> Direction
Set down every entry word for word. Omit the pictures.

:::

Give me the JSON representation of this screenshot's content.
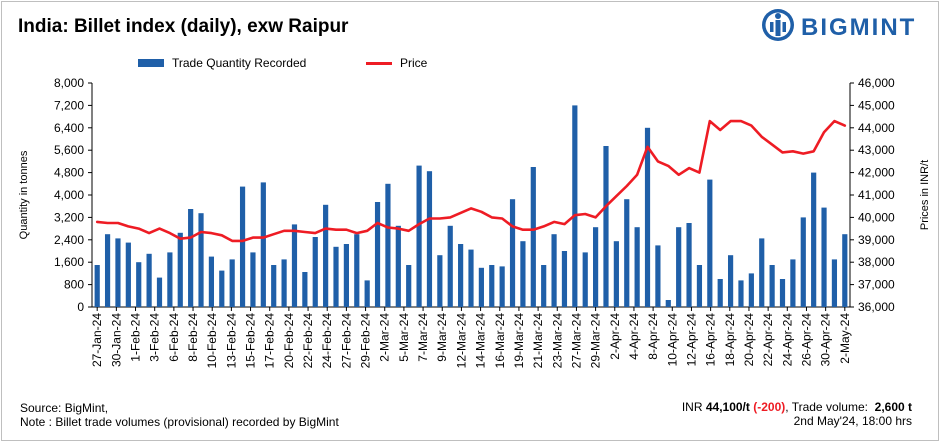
{
  "title": "India: Billet index (daily), exw Raipur",
  "brand": {
    "name": "BIGMINT",
    "color": "#1f5fa8"
  },
  "legend": {
    "bar_label": "Trade Quantity Recorded",
    "line_label": "Price"
  },
  "footer": {
    "source": "Source: BigMint,",
    "note": "Note : Billet trade volumes (provisional) recorded by BigMint",
    "price_prefix": "INR ",
    "price_value": "44,100/t",
    "price_change": "(-200)",
    "volume_label": ", Trade volume:",
    "volume_value": "2,600 t",
    "date": "2nd May'24, 18:00 hrs"
  },
  "chart_data": {
    "type": "bar+line",
    "ylabel_left": "Quantity in tonnes",
    "ylabel_right": "Prices in INR/t",
    "ylim_left": [
      0,
      8000
    ],
    "yticks_left": [
      "0",
      "800",
      "1,600",
      "2,400",
      "3,200",
      "4,000",
      "4,800",
      "5,600",
      "6,400",
      "7,200",
      "8,000"
    ],
    "ylim_right": [
      36000,
      46000
    ],
    "yticks_right": [
      "36,000",
      "37,000",
      "38,000",
      "39,000",
      "40,000",
      "41,000",
      "42,000",
      "43,000",
      "44,000",
      "45,000",
      "46,000"
    ],
    "xtick_labels": [
      "27-Jan-24",
      "30-Jan-24",
      "1-Feb-24",
      "3-Feb-24",
      "6-Feb-24",
      "8-Feb-24",
      "10-Feb-24",
      "13-Feb-24",
      "15-Feb-24",
      "17-Feb-24",
      "20-Feb-24",
      "22-Feb-24",
      "24-Feb-24",
      "27-Feb-24",
      "29-Feb-24",
      "2-Mar-24",
      "5-Mar-24",
      "7-Mar-24",
      "9-Mar-24",
      "12-Mar-24",
      "14-Mar-24",
      "16-Mar-24",
      "19-Mar-24",
      "21-Mar-24",
      "23-Mar-24",
      "27-Mar-24",
      "29-Mar-24",
      "2-Apr-24",
      "4-Apr-24",
      "8-Apr-24",
      "10-Apr-24",
      "12-Apr-24",
      "16-Apr-24",
      "18-Apr-24",
      "20-Apr-24",
      "22-Apr-24",
      "24-Apr-24",
      "26-Apr-24",
      "30-Apr-24",
      "2-May-24"
    ],
    "series": [
      {
        "name": "Trade Quantity Recorded",
        "type": "bar",
        "color": "#1f5fa8",
        "values": [
          1500,
          2600,
          2450,
          2300,
          1600,
          1900,
          1050,
          1950,
          2650,
          3500,
          3350,
          1800,
          1300,
          1700,
          4300,
          1950,
          4450,
          1500,
          1700,
          2950,
          1250,
          2500,
          3650,
          2150,
          2250,
          2600,
          950,
          3750,
          4400,
          2900,
          1500,
          5050,
          4850,
          1850,
          2900,
          2250,
          2050,
          1400,
          1500,
          1450,
          3850,
          2350,
          5000,
          1500,
          2600,
          2000,
          7200,
          1950,
          2850,
          5750,
          2350,
          3850,
          2850,
          6400,
          2200,
          250,
          2850,
          3000,
          1500,
          4550,
          1000,
          1850,
          950,
          1200,
          2450,
          1500,
          1000,
          1700,
          3200,
          4800,
          3550,
          1700,
          2600
        ]
      },
      {
        "name": "Price",
        "type": "line",
        "color": "#ee1c24",
        "values": [
          39800,
          39750,
          39750,
          39600,
          39500,
          39300,
          39500,
          39300,
          39050,
          39100,
          39350,
          39300,
          39200,
          38950,
          38950,
          39100,
          39100,
          39250,
          39400,
          39400,
          39350,
          39300,
          39500,
          39450,
          39450,
          39300,
          39400,
          39750,
          39550,
          39500,
          39400,
          39700,
          39950,
          39950,
          40000,
          40200,
          40400,
          40250,
          40000,
          39950,
          39600,
          39450,
          39450,
          39600,
          39800,
          39700,
          40100,
          40150,
          40000,
          40500,
          40950,
          41400,
          41900,
          43150,
          42500,
          42300,
          41900,
          42200,
          42000,
          44300,
          43900,
          44300,
          44300,
          44100,
          43600,
          43250,
          42900,
          42950,
          42850,
          42950,
          43800,
          44300,
          44100
        ]
      }
    ],
    "grid": false
  }
}
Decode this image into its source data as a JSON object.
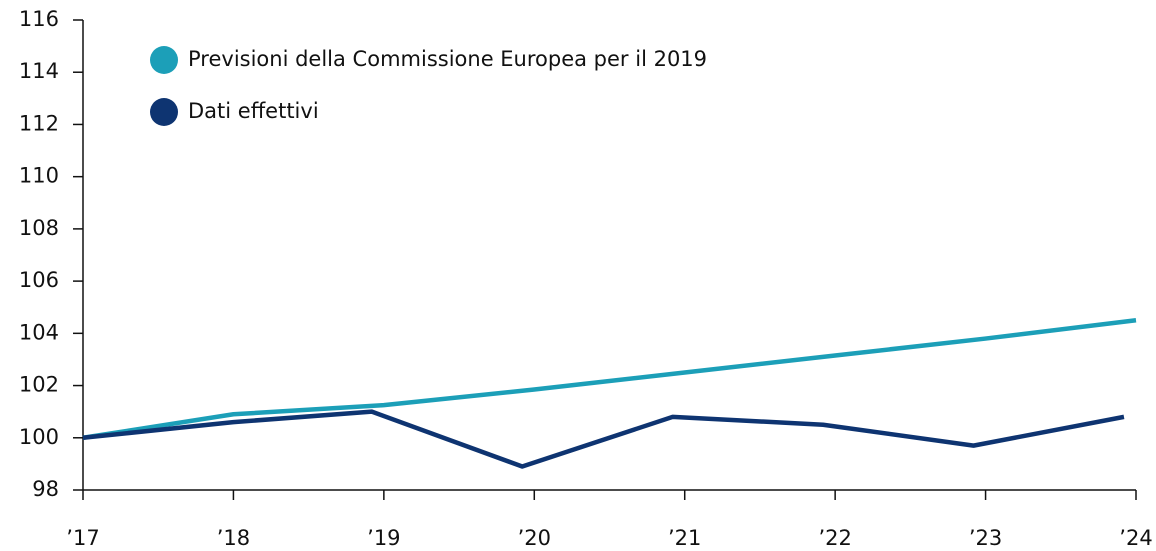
{
  "chart_data": {
    "type": "line",
    "series": [
      {
        "name": "Previsioni della Commissione Europea per il 2019",
        "color": "#1c9fb8",
        "x": [
          2017,
          2018,
          2019,
          2020,
          2021,
          2022,
          2023,
          2024
        ],
        "values": [
          100,
          100.9,
          101.25,
          101.85,
          102.5,
          103.15,
          103.8,
          104.5
        ]
      },
      {
        "name": "Dati effettivi",
        "color": "#0e3471",
        "x": [
          2017,
          2018,
          2018.92,
          2019.92,
          2020.92,
          2021.92,
          2022.92,
          2023.92
        ],
        "values": [
          100,
          100.6,
          101.0,
          98.9,
          100.8,
          100.5,
          99.7,
          100.8
        ]
      }
    ],
    "xlim": [
      2017,
      2024
    ],
    "xticks": [
      {
        "value": 2017,
        "label": "’17"
      },
      {
        "value": 2018,
        "label": "’18"
      },
      {
        "value": 2019,
        "label": "’19"
      },
      {
        "value": 2020,
        "label": "’20"
      },
      {
        "value": 2021,
        "label": "’21"
      },
      {
        "value": 2022,
        "label": "’22"
      },
      {
        "value": 2023,
        "label": "’23"
      },
      {
        "value": 2024,
        "label": "’24"
      }
    ],
    "ylim": [
      98,
      116
    ],
    "yticks": [
      98,
      100,
      102,
      104,
      106,
      108,
      110,
      112,
      114,
      116
    ],
    "legend": "top-left"
  }
}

:::

> Result
Give me the JSON representation of this screenshot's content.
{
  "title": "India: Billet index (daily), exw Raipur",
  "brand": {
    "name": "BIGMINT",
    "color": "#1f5fa8"
  },
  "legend": {
    "bar_label": "Trade Quantity Recorded",
    "line_label": "Price"
  },
  "footer": {
    "source": "Source: BigMint,",
    "note": "Note : Billet trade volumes (provisional) recorded by BigMint",
    "price_prefix": "INR ",
    "price_value": "44,100/t",
    "price_change": "(-200)",
    "volume_label": ", Trade volume:",
    "volume_value": "2,600 t",
    "date": "2nd May'24, 18:00 hrs"
  },
  "chart_data": {
    "type": "bar+line",
    "ylabel_left": "Quantity in tonnes",
    "ylabel_right": "Prices in INR/t",
    "ylim_left": [
      0,
      8000
    ],
    "yticks_left": [
      "0",
      "800",
      "1,600",
      "2,400",
      "3,200",
      "4,000",
      "4,800",
      "5,600",
      "6,400",
      "7,200",
      "8,000"
    ],
    "ylim_right": [
      36000,
      46000
    ],
    "yticks_right": [
      "36,000",
      "37,000",
      "38,000",
      "39,000",
      "40,000",
      "41,000",
      "42,000",
      "43,000",
      "44,000",
      "45,000",
      "46,000"
    ],
    "xtick_labels": [
      "27-Jan-24",
      "30-Jan-24",
      "1-Feb-24",
      "3-Feb-24",
      "6-Feb-24",
      "8-Feb-24",
      "10-Feb-24",
      "13-Feb-24",
      "15-Feb-24",
      "17-Feb-24",
      "20-Feb-24",
      "22-Feb-24",
      "24-Feb-24",
      "27-Feb-24",
      "29-Feb-24",
      "2-Mar-24",
      "5-Mar-24",
      "7-Mar-24",
      "9-Mar-24",
      "12-Mar-24",
      "14-Mar-24",
      "16-Mar-24",
      "19-Mar-24",
      "21-Mar-24",
      "23-Mar-24",
      "27-Mar-24",
      "29-Mar-24",
      "2-Apr-24",
      "4-Apr-24",
      "8-Apr-24",
      "10-Apr-24",
      "12-Apr-24",
      "16-Apr-24",
      "18-Apr-24",
      "20-Apr-24",
      "22-Apr-24",
      "24-Apr-24",
      "26-Apr-24",
      "30-Apr-24",
      "2-May-24"
    ],
    "series": [
      {
        "name": "Trade Quantity Recorded",
        "type": "bar",
        "color": "#1f5fa8",
        "values": [
          1500,
          2600,
          2450,
          2300,
          1600,
          1900,
          1050,
          1950,
          2650,
          3500,
          3350,
          1800,
          1300,
          1700,
          4300,
          1950,
          4450,
          1500,
          1700,
          2950,
          1250,
          2500,
          3650,
          2150,
          2250,
          2600,
          950,
          3750,
          4400,
          2900,
          1500,
          5050,
          4850,
          1850,
          2900,
          2250,
          2050,
          1400,
          1500,
          1450,
          3850,
          2350,
          5000,
          1500,
          2600,
          2000,
          7200,
          1950,
          2850,
          5750,
          2350,
          3850,
          2850,
          6400,
          2200,
          250,
          2850,
          3000,
          1500,
          4550,
          1000,
          1850,
          950,
          1200,
          2450,
          1500,
          1000,
          1700,
          3200,
          4800,
          3550,
          1700,
          2600
        ]
      },
      {
        "name": "Price",
        "type": "line",
        "color": "#ee1c24",
        "values": [
          39800,
          39750,
          39750,
          39600,
          39500,
          39300,
          39500,
          39300,
          39050,
          39100,
          39350,
          39300,
          39200,
          38950,
          38950,
          39100,
          39100,
          39250,
          39400,
          39400,
          39350,
          39300,
          39500,
          39450,
          39450,
          39300,
          39400,
          39750,
          39550,
          39500,
          39400,
          39700,
          39950,
          39950,
          40000,
          40200,
          40400,
          40250,
          40000,
          39950,
          39600,
          39450,
          39450,
          39600,
          39800,
          39700,
          40100,
          40150,
          40000,
          40500,
          40950,
          41400,
          41900,
          43150,
          42500,
          42300,
          41900,
          42200,
          42000,
          44300,
          43900,
          44300,
          44300,
          44100,
          43600,
          43250,
          42900,
          42950,
          42850,
          42950,
          43800,
          44300,
          44100
        ]
      }
    ],
    "grid": false
  }
}
Decode this image into its source data as a JSON object.
{
  "chart_data": {
    "type": "line",
    "series": [
      {
        "name": "Previsioni della Commissione Europea per il 2019",
        "color": "#1c9fb8",
        "x": [
          2017,
          2018,
          2019,
          2020,
          2021,
          2022,
          2023,
          2024
        ],
        "values": [
          100,
          100.9,
          101.25,
          101.85,
          102.5,
          103.15,
          103.8,
          104.5
        ]
      },
      {
        "name": "Dati effettivi",
        "color": "#0e3471",
        "x": [
          2017,
          2018,
          2018.92,
          2019.92,
          2020.92,
          2021.92,
          2022.92,
          2023.92
        ],
        "values": [
          100,
          100.6,
          101.0,
          98.9,
          100.8,
          100.5,
          99.7,
          100.8
        ]
      }
    ],
    "xlim": [
      2017,
      2024
    ],
    "xticks": [
      {
        "value": 2017,
        "label": "’17"
      },
      {
        "value": 2018,
        "label": "’18"
      },
      {
        "value": 2019,
        "label": "’19"
      },
      {
        "value": 2020,
        "label": "’20"
      },
      {
        "value": 2021,
        "label": "’21"
      },
      {
        "value": 2022,
        "label": "’22"
      },
      {
        "value": 2023,
        "label": "’23"
      },
      {
        "value": 2024,
        "label": "’24"
      }
    ],
    "ylim": [
      98,
      116
    ],
    "yticks": [
      98,
      100,
      102,
      104,
      106,
      108,
      110,
      112,
      114,
      116
    ],
    "legend": "top-left"
  }
}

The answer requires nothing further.